Write out all the material exactly. Leave nothing out.
-- start PROVIDED MATERIAL --
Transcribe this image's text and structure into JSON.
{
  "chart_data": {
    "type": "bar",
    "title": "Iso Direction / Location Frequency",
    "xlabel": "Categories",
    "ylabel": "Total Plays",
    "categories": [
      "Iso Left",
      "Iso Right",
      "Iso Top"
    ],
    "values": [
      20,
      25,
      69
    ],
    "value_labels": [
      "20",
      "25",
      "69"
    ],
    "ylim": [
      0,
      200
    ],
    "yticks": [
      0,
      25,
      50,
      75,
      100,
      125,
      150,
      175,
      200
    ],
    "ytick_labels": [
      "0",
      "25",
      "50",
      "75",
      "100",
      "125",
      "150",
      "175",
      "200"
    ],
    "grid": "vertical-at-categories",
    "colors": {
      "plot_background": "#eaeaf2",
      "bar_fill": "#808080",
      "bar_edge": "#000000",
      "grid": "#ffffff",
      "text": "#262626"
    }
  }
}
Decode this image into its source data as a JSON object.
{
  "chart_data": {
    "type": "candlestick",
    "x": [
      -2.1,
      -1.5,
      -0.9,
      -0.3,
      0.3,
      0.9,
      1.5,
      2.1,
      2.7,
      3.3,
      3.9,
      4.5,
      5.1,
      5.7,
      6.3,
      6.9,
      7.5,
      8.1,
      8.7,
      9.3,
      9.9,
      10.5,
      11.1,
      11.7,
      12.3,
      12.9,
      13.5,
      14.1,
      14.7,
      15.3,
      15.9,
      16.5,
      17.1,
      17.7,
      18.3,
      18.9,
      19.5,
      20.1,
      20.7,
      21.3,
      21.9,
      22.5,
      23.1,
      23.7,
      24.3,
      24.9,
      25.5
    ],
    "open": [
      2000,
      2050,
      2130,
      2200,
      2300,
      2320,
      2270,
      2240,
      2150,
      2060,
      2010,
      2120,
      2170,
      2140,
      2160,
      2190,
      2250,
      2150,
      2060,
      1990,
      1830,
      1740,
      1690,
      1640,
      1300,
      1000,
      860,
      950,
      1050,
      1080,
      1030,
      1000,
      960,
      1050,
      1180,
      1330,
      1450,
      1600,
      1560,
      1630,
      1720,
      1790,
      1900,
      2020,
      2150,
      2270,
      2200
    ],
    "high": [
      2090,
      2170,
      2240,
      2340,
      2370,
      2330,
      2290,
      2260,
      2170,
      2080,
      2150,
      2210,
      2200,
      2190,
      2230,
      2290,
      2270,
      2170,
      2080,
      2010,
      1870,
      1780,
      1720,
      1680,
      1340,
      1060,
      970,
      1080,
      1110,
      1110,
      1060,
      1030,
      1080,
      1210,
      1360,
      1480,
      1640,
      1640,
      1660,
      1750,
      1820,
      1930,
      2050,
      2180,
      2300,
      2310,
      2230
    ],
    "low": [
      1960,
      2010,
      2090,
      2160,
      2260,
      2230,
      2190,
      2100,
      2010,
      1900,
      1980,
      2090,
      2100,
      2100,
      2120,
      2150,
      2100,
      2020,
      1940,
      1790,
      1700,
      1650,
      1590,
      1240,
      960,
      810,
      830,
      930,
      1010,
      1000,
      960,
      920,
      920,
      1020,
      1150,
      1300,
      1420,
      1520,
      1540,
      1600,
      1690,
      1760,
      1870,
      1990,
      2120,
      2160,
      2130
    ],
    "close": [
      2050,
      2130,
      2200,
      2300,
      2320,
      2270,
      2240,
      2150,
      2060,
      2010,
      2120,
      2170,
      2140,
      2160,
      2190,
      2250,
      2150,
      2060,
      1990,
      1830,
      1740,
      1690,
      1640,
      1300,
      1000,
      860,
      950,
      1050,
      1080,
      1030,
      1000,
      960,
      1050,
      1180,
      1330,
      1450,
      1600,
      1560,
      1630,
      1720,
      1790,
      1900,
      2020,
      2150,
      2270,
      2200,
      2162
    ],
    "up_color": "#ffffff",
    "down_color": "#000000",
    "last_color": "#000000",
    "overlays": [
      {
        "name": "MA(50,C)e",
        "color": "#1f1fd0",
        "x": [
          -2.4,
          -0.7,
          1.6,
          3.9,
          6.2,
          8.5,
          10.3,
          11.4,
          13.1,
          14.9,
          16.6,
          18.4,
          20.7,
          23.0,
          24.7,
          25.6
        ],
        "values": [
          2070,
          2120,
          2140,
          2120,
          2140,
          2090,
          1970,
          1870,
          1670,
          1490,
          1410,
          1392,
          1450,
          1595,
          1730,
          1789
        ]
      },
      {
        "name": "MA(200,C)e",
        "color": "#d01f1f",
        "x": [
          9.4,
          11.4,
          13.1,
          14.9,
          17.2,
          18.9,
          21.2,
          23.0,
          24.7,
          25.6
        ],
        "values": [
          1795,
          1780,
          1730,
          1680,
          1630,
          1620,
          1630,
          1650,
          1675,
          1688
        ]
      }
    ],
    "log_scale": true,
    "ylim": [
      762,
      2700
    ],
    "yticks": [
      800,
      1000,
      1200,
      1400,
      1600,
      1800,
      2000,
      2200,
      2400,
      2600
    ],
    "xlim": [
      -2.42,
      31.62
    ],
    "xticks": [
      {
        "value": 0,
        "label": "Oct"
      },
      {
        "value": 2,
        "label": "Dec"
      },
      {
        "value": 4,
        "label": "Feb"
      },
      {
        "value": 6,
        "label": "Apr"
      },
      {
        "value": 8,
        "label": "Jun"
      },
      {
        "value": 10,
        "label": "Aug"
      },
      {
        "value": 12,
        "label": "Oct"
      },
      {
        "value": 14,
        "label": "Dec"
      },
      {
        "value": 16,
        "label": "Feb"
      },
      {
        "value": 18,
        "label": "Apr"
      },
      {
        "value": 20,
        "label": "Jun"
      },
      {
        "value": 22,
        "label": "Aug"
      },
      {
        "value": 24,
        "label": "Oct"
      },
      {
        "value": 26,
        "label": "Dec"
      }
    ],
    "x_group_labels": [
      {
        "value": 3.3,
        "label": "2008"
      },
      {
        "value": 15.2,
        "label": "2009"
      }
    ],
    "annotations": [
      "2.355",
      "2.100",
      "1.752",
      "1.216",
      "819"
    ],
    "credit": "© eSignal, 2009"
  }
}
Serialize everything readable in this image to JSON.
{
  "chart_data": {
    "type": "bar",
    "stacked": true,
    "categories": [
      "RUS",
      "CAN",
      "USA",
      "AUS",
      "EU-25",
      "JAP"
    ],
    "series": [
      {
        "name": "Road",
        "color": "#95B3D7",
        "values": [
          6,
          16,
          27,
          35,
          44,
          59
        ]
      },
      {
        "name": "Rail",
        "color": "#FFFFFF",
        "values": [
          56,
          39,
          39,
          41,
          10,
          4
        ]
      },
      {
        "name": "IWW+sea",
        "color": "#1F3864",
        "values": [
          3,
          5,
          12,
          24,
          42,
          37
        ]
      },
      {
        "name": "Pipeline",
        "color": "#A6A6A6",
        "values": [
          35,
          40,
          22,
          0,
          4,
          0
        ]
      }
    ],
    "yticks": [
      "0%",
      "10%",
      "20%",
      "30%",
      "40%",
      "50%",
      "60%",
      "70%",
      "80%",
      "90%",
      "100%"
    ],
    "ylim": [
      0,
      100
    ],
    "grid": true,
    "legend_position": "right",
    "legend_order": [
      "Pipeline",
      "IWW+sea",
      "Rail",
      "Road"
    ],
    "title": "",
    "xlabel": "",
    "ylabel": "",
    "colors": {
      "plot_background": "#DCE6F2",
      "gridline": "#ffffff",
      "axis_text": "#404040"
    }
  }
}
-- end PROVIDED MATERIAL --
### EXPECTED ANSWER
Transcribe this image's text and structure into JSON.
{
  "chart_data": {
    "type": "bar",
    "title": "Iso Direction / Location Frequency",
    "xlabel": "Categories",
    "ylabel": "Total Plays",
    "categories": [
      "Iso Left",
      "Iso Right",
      "Iso Top"
    ],
    "values": [
      20,
      25,
      69
    ],
    "value_labels": [
      "20",
      "25",
      "69"
    ],
    "ylim": [
      0,
      200
    ],
    "yticks": [
      0,
      25,
      50,
      75,
      100,
      125,
      150,
      175,
      200
    ],
    "ytick_labels": [
      "0",
      "25",
      "50",
      "75",
      "100",
      "125",
      "150",
      "175",
      "200"
    ],
    "grid": "vertical-at-categories",
    "colors": {
      "plot_background": "#eaeaf2",
      "bar_fill": "#808080",
      "bar_edge": "#000000",
      "grid": "#ffffff",
      "text": "#262626"
    }
  }
}
Decode this image into its source data as a JSON object.
{
  "chart_data": {
    "type": "candlestick",
    "x": [
      -2.1,
      -1.5,
      -0.9,
      -0.3,
      0.3,
      0.9,
      1.5,
      2.1,
      2.7,
      3.3,
      3.9,
      4.5,
      5.1,
      5.7,
      6.3,
      6.9,
      7.5,
      8.1,
      8.7,
      9.3,
      9.9,
      10.5,
      11.1,
      11.7,
      12.3,
      12.9,
      13.5,
      14.1,
      14.7,
      15.3,
      15.9,
      16.5,
      17.1,
      17.7,
      18.3,
      18.9,
      19.5,
      20.1,
      20.7,
      21.3,
      21.9,
      22.5,
      23.1,
      23.7,
      24.3,
      24.9,
      25.5
    ],
    "open": [
      2000,
      2050,
      2130,
      2200,
      2300,
      2320,
      2270,
      2240,
      2150,
      2060,
      2010,
      2120,
      2170,
      2140,
      2160,
      2190,
      2250,
      2150,
      2060,
      1990,
      1830,
      1740,
      1690,
      1640,
      1300,
      1000,
      860,
      950,
      1050,
      1080,
      1030,
      1000,
      960,
      1050,
      1180,
      1330,
      1450,
      1600,
      1560,
      1630,
      1720,
      1790,
      1900,
      2020,
      2150,
      2270,
      2200
    ],
    "high": [
      2090,
      2170,
      2240,
      2340,
      2370,
      2330,
      2290,
      2260,
      2170,
      2080,
      2150,
      2210,
      2200,
      2190,
      2230,
      2290,
      2270,
      2170,
      2080,
      2010,
      1870,
      1780,
      1720,
      1680,
      1340,
      1060,
      970,
      1080,
      1110,
      1110,
      1060,
      1030,
      1080,
      1210,
      1360,
      1480,
      1640,
      1640,
      1660,
      1750,
      1820,
      1930,
      2050,
      2180,
      2300,
      2310,
      2230
    ],
    "low": [
      1960,
      2010,
      2090,
      2160,
      2260,
      2230,
      2190,
      2100,
      2010,
      1900,
      1980,
      2090,
      2100,
      2100,
      2120,
      2150,
      2100,
      2020,
      1940,
      1790,
      1700,
      1650,
      1590,
      1240,
      960,
      810,
      830,
      930,
      1010,
      1000,
      960,
      920,
      920,
      1020,
      1150,
      1300,
      1420,
      1520,
      1540,
      1600,
      1690,
      1760,
      1870,
      1990,
      2120,
      2160,
      2130
    ],
    "close": [
      2050,
      2130,
      2200,
      2300,
      2320,
      2270,
      2240,
      2150,
      2060,
      2010,
      2120,
      2170,
      2140,
      2160,
      2190,
      2250,
      2150,
      2060,
      1990,
      1830,
      1740,
      1690,
      1640,
      1300,
      1000,
      860,
      950,
      1050,
      1080,
      1030,
      1000,
      960,
      1050,
      1180,
      1330,
      1450,
      1600,
      1560,
      1630,
      1720,
      1790,
      1900,
      2020,
      2150,
      2270,
      2200,
      2162
    ],
    "up_color": "#ffffff",
    "down_color": "#000000",
    "last_color": "#000000",
    "overlays": [
      {
        "name": "MA(50,C)e",
        "color": "#1f1fd0",
        "x": [
          -2.4,
          -0.7,
          1.6,
          3.9,
          6.2,
          8.5,
          10.3,
          11.4,
          13.1,
          14.9,
          16.6,
          18.4,
          20.7,
          23.0,
          24.7,
          25.6
        ],
        "values": [
          2070,
          2120,
          2140,
          2120,
          2140,
          2090,
          1970,
          1870,
          1670,
          1490,
          1410,
          1392,
          1450,
          1595,
          1730,
          1789
        ]
      },
      {
        "name": "MA(200,C)e",
        "color": "#d01f1f",
        "x": [
          9.4,
          11.4,
          13.1,
          14.9,
          17.2,
          18.9,
          21.2,
          23.0,
          24.7,
          25.6
        ],
        "values": [
          1795,
          1780,
          1730,
          1680,
          1630,
          1620,
          1630,
          1650,
          1675,
          1688
        ]
      }
    ],
    "log_scale": true,
    "ylim": [
      762,
      2700
    ],
    "yticks": [
      800,
      1000,
      1200,
      1400,
      1600,
      1800,
      2000,
      2200,
      2400,
      2600
    ],
    "xlim": [
      -2.42,
      31.62
    ],
    "xticks": [
      {
        "value": 0,
        "label": "Oct"
      },
      {
        "value": 2,
        "label": "Dec"
      },
      {
        "value": 4,
        "label": "Feb"
      },
      {
        "value": 6,
        "label": "Apr"
      },
      {
        "value": 8,
        "label": "Jun"
      },
      {
        "value": 10,
        "label": "Aug"
      },
      {
        "value": 12,
        "label": "Oct"
      },
      {
        "value": 14,
        "label": "Dec"
      },
      {
        "value": 16,
        "label": "Feb"
      },
      {
        "value": 18,
        "label": "Apr"
      },
      {
        "value": 20,
        "label": "Jun"
      },
      {
        "value": 22,
        "label": "Aug"
      },
      {
        "value": 24,
        "label": "Oct"
      },
      {
        "value": 26,
        "label": "Dec"
      }
    ],
    "x_group_labels": [
      {
        "value": 3.3,
        "label": "2008"
      },
      {
        "value": 15.2,
        "label": "2009"
      }
    ],
    "annotations": [
      "2.355",
      "2.100",
      "1.752",
      "1.216",
      "819"
    ],
    "credit": "© eSignal, 2009"
  }
}
Serialize everything readable in this image to JSON.
{
  "chart_data": {
    "type": "bar",
    "stacked": true,
    "categories": [
      "RUS",
      "CAN",
      "USA",
      "AUS",
      "EU-25",
      "JAP"
    ],
    "series": [
      {
        "name": "Road",
        "color": "#95B3D7",
        "values": [
          6,
          16,
          27,
          35,
          44,
          59
        ]
      },
      {
        "name": "Rail",
        "color": "#FFFFFF",
        "values": [
          56,
          39,
          39,
          41,
          10,
          4
        ]
      },
      {
        "name": "IWW+sea",
        "color": "#1F3864",
        "values": [
          3,
          5,
          12,
          24,
          42,
          37
        ]
      },
      {
        "name": "Pipeline",
        "color": "#A6A6A6",
        "values": [
          35,
          40,
          22,
          0,
          4,
          0
        ]
      }
    ],
    "yticks": [
      "0%",
      "10%",
      "20%",
      "30%",
      "40%",
      "50%",
      "60%",
      "70%",
      "80%",
      "90%",
      "100%"
    ],
    "ylim": [
      0,
      100
    ],
    "grid": true,
    "legend_position": "right",
    "legend_order": [
      "Pipeline",
      "IWW+sea",
      "Rail",
      "Road"
    ],
    "title": "",
    "xlabel": "",
    "ylabel": "",
    "colors": {
      "plot_background": "#DCE6F2",
      "gridline": "#ffffff",
      "axis_text": "#404040"
    }
  }
}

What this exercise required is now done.